В конце праздника мне удалось переговорить со Шмундтом, который назвал мне новую причину, которая способствовала моей отставке.

Я якобы телеграфировал фюреру, предлагая фронтальное наступление с целью разрешения кризиса под Харьковом, а кроме того, затребовал для этого все резервы

Восточного фронта, не позволив тем самым другим группам армий проводить крупные наступательные операции! Вмешался Зоденштерн и сказал, что мой штаб никогда такого сообщения фюреру по телеграфу не посылал. Я также с негодованием отверг этот навет, представлявший собой неслыханную подтасовку фактов!

Позже я позвонил Г альдеру и спросил, в курсе ли он такого рода слухов. Он ответил, что в свое время и вправду ходил слух насчет того, что Зоденштерн и Винтер высказались [492] в пользу «флангового» решения, в то время как я настаивал на «фронтальном».

22 марта Зоденштерн сообщил мне о получившей распространение истории, что я – даже не посовещавшись предварительно со своим начальником штаба – позвонил фюреру поздно вечером или даже ночью и предложил ему фронтальное наступление в качестве средства разрешения кризиса под Харьковом!

21 марта после беседы со Шмундтом я попросил фельдмаршала Кейтеля уделить мне на следующий день немного внимания. Встреча состоялась утром 22 марта. Я подчеркнул, что заявление, которое я намереваюсь сделать, скорее всего, ничего в моем положении не изменит, но я не могу оставить без внимания враждебные выпады в свой адрес. Я коротко изложил Кейтелю суть дела, после чего в качестве свидетельства против обвинения в том, что я якобы был сторонником «фронтального» решения, передал ему письмо Зоденштерна, написанное 26 ноября 1942 года моему адъютанту Харденбергу.

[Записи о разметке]
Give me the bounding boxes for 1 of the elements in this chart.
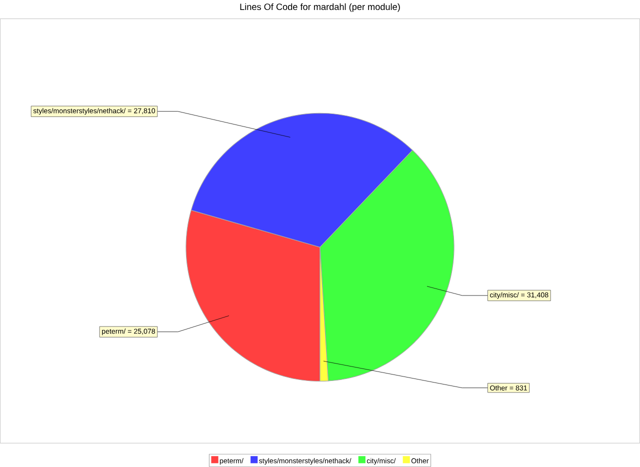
chart-title: Lines Of Code for mardahl (per module) bbox=[240, 3, 400, 12]
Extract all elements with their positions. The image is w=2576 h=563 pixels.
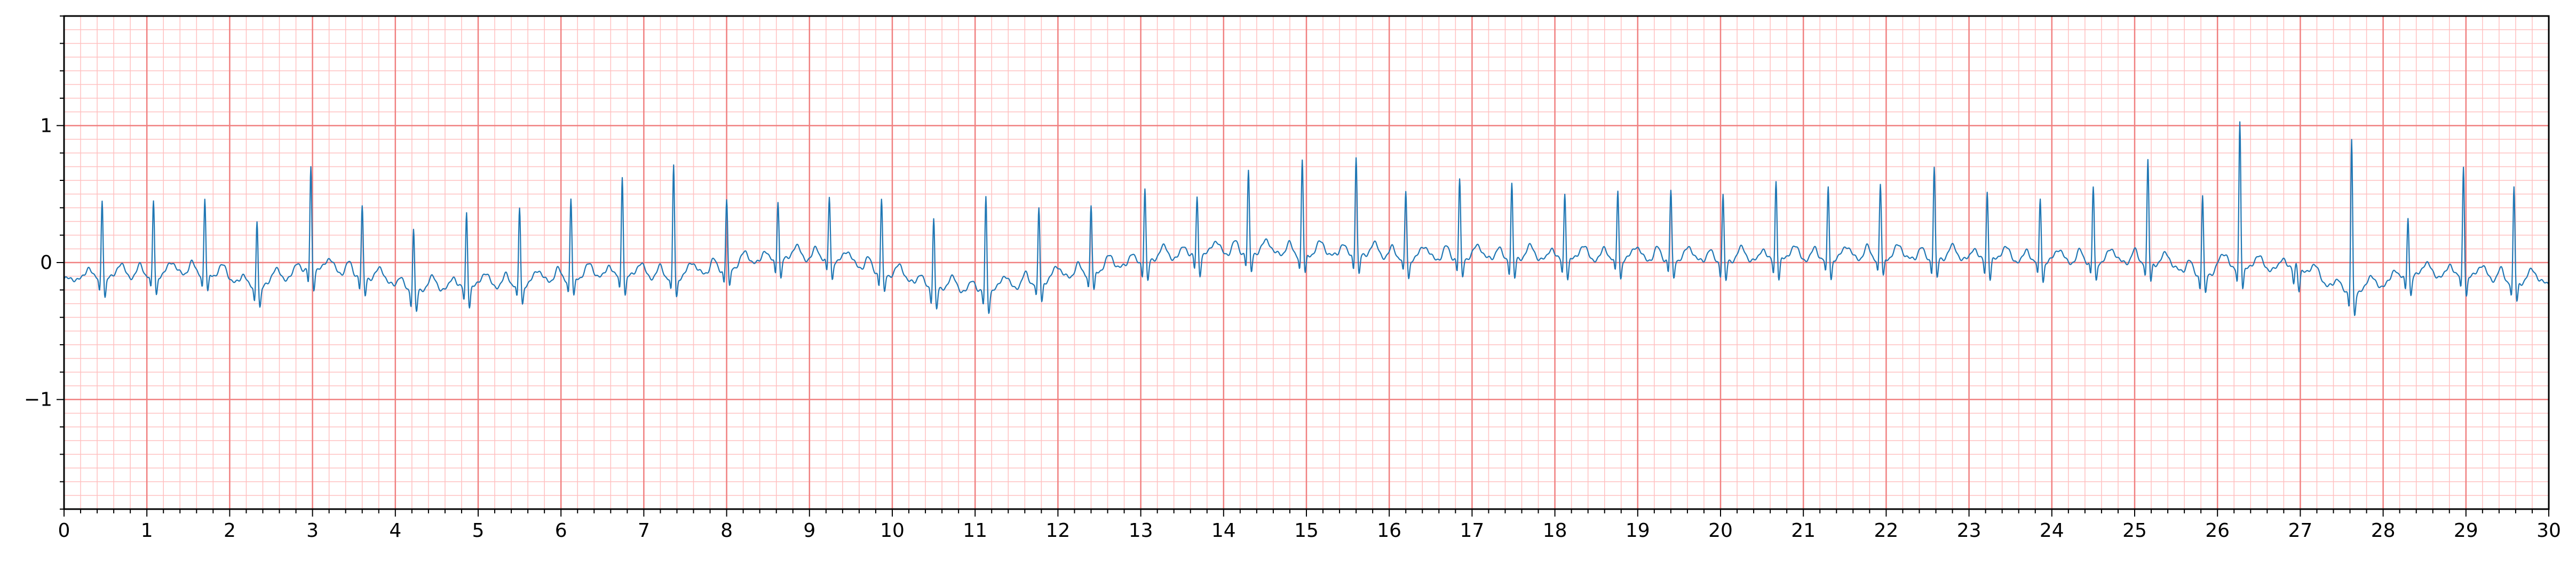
x-tick-label: 17 [1460,520,1484,542]
x-tick-label: 19 [1626,520,1650,542]
x-tick-label: 9 [803,520,815,542]
x-tick-label: 1 [141,520,153,542]
x-tick-label: 14 [1211,520,1236,542]
y-tick-label: 0 [40,252,52,274]
x-tick-label: 8 [720,520,733,542]
x-tick-label: 27 [2288,520,2312,542]
y-tick-label: −1 [24,389,52,411]
x-tick-label: 29 [2454,520,2478,542]
x-tick-label: 6 [555,520,567,542]
y-tick-label: 1 [40,115,52,137]
x-tick-label: 10 [880,520,905,542]
x-tick-label: 11 [963,520,987,542]
x-tick-label: 25 [2122,520,2147,542]
x-tick-label: 24 [2040,520,2064,542]
x-tick-label: 3 [306,520,319,542]
x-tick-label: 22 [1874,520,1898,542]
x-axis-ticks: 0 1 2 3 4 5 6 7 8 9 10 11 12 13 14 15 16 17 18 19 20 21 22 23 24… [58,509,2561,542]
x-tick-label: 4 [389,520,401,542]
ecg-signal [64,121,2549,316]
y-axis-ticks: −1 0 1 [24,15,64,510]
x-tick-label: 26 [2205,520,2230,542]
x-tick-label: 5 [472,520,485,542]
ecg-trace-line [64,121,2549,316]
x-tick-label: 21 [1791,520,1816,542]
x-tick-label: 20 [1708,520,1733,542]
x-tick-label: 13 [1129,520,1153,542]
x-tick-label: 16 [1377,520,1401,542]
x-tick-label: 30 [2537,520,2561,542]
x-tick-label: 12 [1045,520,1070,542]
x-tick-label: 15 [1294,520,1319,542]
x-tick-label: 23 [1957,520,1981,542]
x-tick-label: 2 [224,520,236,542]
x-tick-label: 28 [2371,520,2396,542]
x-tick-label: 7 [638,520,650,542]
x-tick-label: 0 [58,520,70,542]
x-tick-label: 18 [1543,520,1567,542]
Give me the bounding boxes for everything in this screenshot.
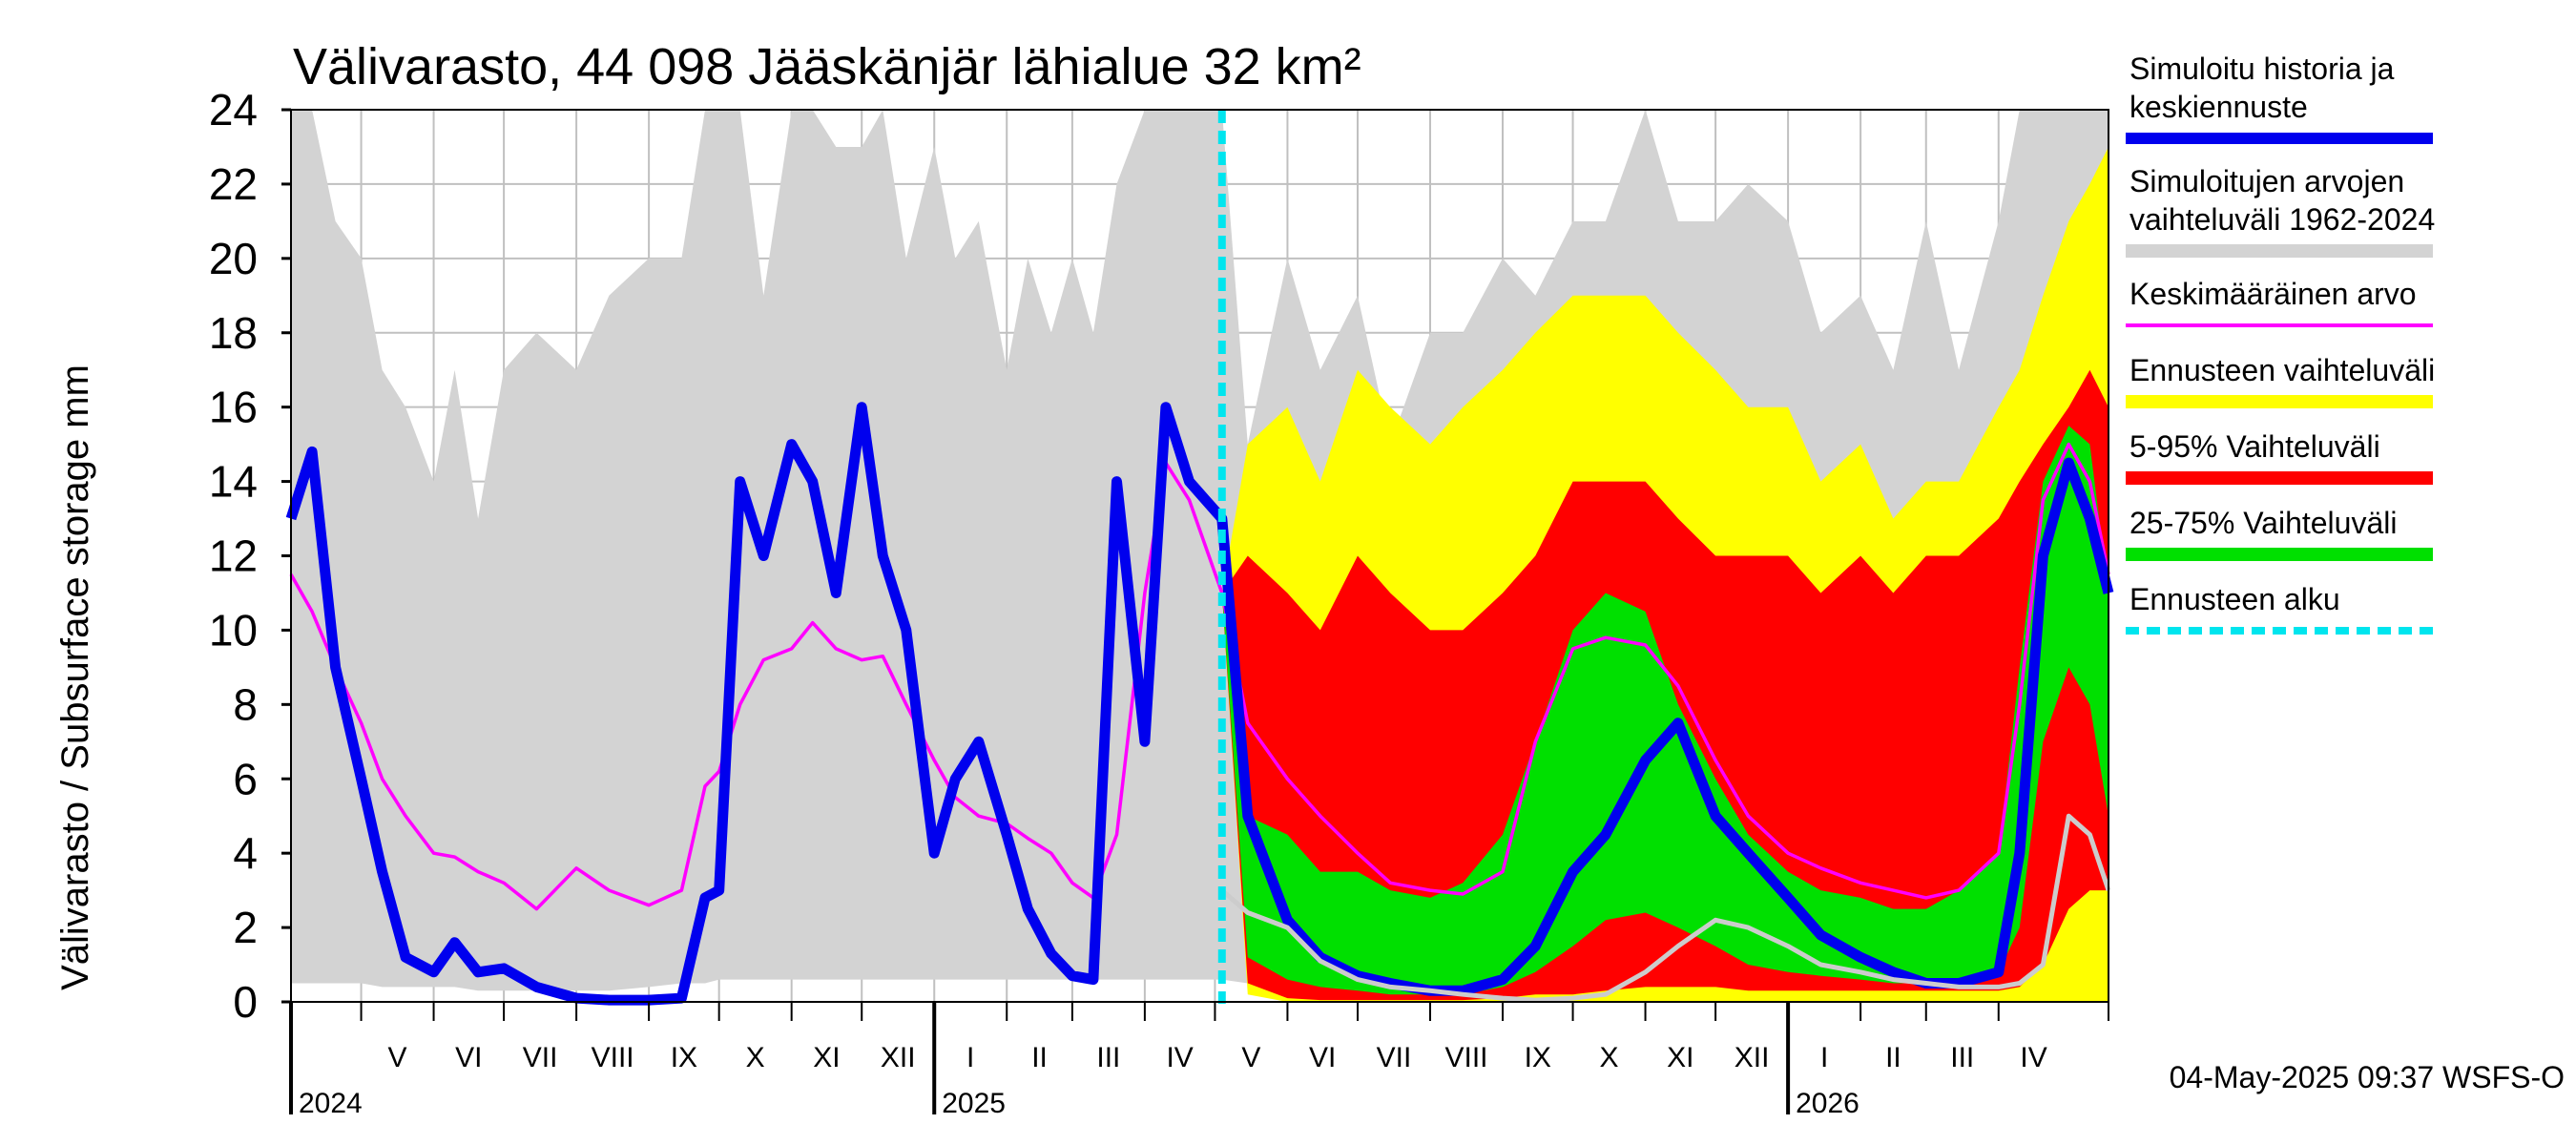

== ЧТО СДЕЛАТЬ ==
a: Когда, по тексту об отставке, состоялась встреча с фельдмаршалом Кейтелем?
b: Перескажи короче абзац текста об отставке, который начинается словами «21 марта после беседы со Шмундтом». Главные факты должны остаться.
c: Допиши текст об отставке, начав сразу после его последнего предложения.

== ОТВЕТЫ ==
a: Утром 22 марта.

b: 21 марта, после разговора со Шмундтом, я попросил фельдмаршала Кейтеля о короткой встрече на следующий день. Она прошла утром 22 марта. Я сказал, что мое заявление вряд ли изменит мое положение, но оставить враждебные выпады без ответа я не могу. Я кратко изложил суть дела. Потом я передал Кейтелю письмо Зоденштерна моему адъютанту Харденбергу от 26 ноября 1942 года. Это письмо должно было опровергнуть обвинение в том, что я поддерживал «фронтальное» решение.

c:
Когда мы с Кейтелем снова коснулись в беседе событий, непосредственно предшествовавших Харьковскому сражению, я сказал: Люфтваффе тогда мне не подчинялись; несмотря на все мои просьбы, получить самолеты из Крыма я так и не смог. Кроме того, Верховное командование сухопутных сил забирало себе все подходившие к моим позициям резервы. При таких условиях 17-й армией овладели сомнения, и даже Клейст тогда воскликнул:

«Мы не в состоянии достичь линии Берека – Александровка!»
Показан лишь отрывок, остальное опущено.